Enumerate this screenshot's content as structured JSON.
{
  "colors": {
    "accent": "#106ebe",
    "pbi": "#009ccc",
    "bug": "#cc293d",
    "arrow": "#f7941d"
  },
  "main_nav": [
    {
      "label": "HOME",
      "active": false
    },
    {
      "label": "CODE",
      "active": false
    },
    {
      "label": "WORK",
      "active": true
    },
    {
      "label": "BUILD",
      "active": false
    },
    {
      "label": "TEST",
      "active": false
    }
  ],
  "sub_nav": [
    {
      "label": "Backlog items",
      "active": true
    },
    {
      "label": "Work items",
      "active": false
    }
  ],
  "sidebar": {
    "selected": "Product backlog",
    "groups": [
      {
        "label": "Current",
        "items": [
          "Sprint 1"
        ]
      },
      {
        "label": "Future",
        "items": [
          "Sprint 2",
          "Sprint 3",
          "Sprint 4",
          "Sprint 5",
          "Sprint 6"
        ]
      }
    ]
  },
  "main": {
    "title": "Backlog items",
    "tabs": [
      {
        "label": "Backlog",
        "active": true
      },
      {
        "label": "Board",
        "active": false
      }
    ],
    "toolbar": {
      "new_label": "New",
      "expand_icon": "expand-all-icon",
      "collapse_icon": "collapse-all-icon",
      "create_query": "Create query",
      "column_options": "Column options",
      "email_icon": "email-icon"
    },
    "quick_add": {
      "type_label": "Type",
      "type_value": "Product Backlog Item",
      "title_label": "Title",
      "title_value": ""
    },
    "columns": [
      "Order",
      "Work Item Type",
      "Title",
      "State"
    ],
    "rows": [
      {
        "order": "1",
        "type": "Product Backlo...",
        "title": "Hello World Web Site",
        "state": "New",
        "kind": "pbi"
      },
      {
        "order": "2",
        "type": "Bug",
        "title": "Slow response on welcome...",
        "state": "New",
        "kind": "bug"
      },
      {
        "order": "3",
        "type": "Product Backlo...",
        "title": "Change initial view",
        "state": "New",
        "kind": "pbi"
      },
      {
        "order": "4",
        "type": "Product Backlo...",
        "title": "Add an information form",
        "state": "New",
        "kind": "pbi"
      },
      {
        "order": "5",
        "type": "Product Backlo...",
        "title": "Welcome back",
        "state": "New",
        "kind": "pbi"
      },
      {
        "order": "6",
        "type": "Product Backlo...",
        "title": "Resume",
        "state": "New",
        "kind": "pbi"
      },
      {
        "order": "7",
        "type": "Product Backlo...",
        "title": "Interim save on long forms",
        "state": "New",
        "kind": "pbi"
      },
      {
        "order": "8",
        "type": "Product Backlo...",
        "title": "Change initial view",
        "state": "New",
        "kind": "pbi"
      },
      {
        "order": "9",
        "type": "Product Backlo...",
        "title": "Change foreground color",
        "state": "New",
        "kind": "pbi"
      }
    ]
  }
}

============

- SHORT EXERCISE
Each entry above is to be set down again in exactly the same words.

- WRITTEN SOLUTION
Enumerate this screenshot's content as structured JSON.
{
  "colors": {
    "accent": "#106ebe",
    "pbi": "#009ccc",
    "bug": "#cc293d",
    "arrow": "#f7941d"
  },
  "main_nav": [
    {
      "label": "HOME",
      "active": false
    },
    {
      "label": "CODE",
      "active": false
    },
    {
      "label": "WORK",
      "active": true
    },
    {
      "label": "BUILD",
      "active": false
    },
    {
      "label": "TEST",
      "active": false
    }
  ],
  "sub_nav": [
    {
      "label": "Backlog items",
      "active": true
    },
    {
      "label": "Work items",
      "active": false
    }
  ],
  "sidebar": {
    "selected": "Product backlog",
    "groups": [
      {
        "label": "Current",
        "items": [
          "Sprint 1"
        ]
      },
      {
        "label": "Future",
        "items": [
          "Sprint 2",
          "Sprint 3",
          "Sprint 4",
          "Sprint 5",
          "Sprint 6"
        ]
      }
    ]
  },
  "main": {
    "title": "Backlog items",
    "tabs": [
      {
        "label": "Backlog",
        "active": true
      },
      {
        "label": "Board",
        "active": false
      }
    ],
    "toolbar": {
      "new_label": "New",
      "expand_icon": "expand-all-icon",
      "collapse_icon": "collapse-all-icon",
      "create_query": "Create query",
      "column_options": "Column options",
      "email_icon": "email-icon"
    },
    "quick_add": {
      "type_label": "Type",
      "type_value": "Product Backlog Item",
      "title_label": "Title",
      "title_value": ""
    },
    "columns": [
      "Order",
      "Work Item Type",
      "Title",
      "State"
    ],
    "rows": [
      {
        "order": "1",
        "type": "Product Backlo...",
        "title": "Hello World Web Site",
        "state": "New",
        "kind": "pbi"
      },
      {
        "order": "2",
        "type": "Bug",
        "title": "Slow response on welcome...",
        "state": "New",
        "kind": "bug"
      },
      {
        "order": "3",
        "type": "Product Backlo...",
        "title": "Change initial view",
        "state": "New",
        "kind": "pbi"
      },
      {
        "order": "4",
        "type": "Product Backlo...",
        "title": "Add an information form",
        "state": "New",
        "kind": "pbi"
      },
      {
        "order": "5",
        "type": "Product Backlo...",
        "title": "Welcome back",
        "state": "New",
        "kind": "pbi"
      },
      {
        "order": "6",
        "type": "Product Backlo...",
        "title": "Resume",
        "state": "New",
        "kind": "pbi"
      },
      {
        "order": "7",
        "type": "Product Backlo...",
        "title": "Interim save on long forms",
        "state": "New",
        "kind": "pbi"
      },
      {
        "order": "8",
        "type": "Product Backlo...",
        "title": "Change initial view",
        "state": "New",
        "kind": "pbi"
      },
      {
        "order": "9",
        "type": "Product Backlo...",
        "title": "Change foreground color",
        "state": "New",
        "kind": "pbi"
      }
    ]
  }
}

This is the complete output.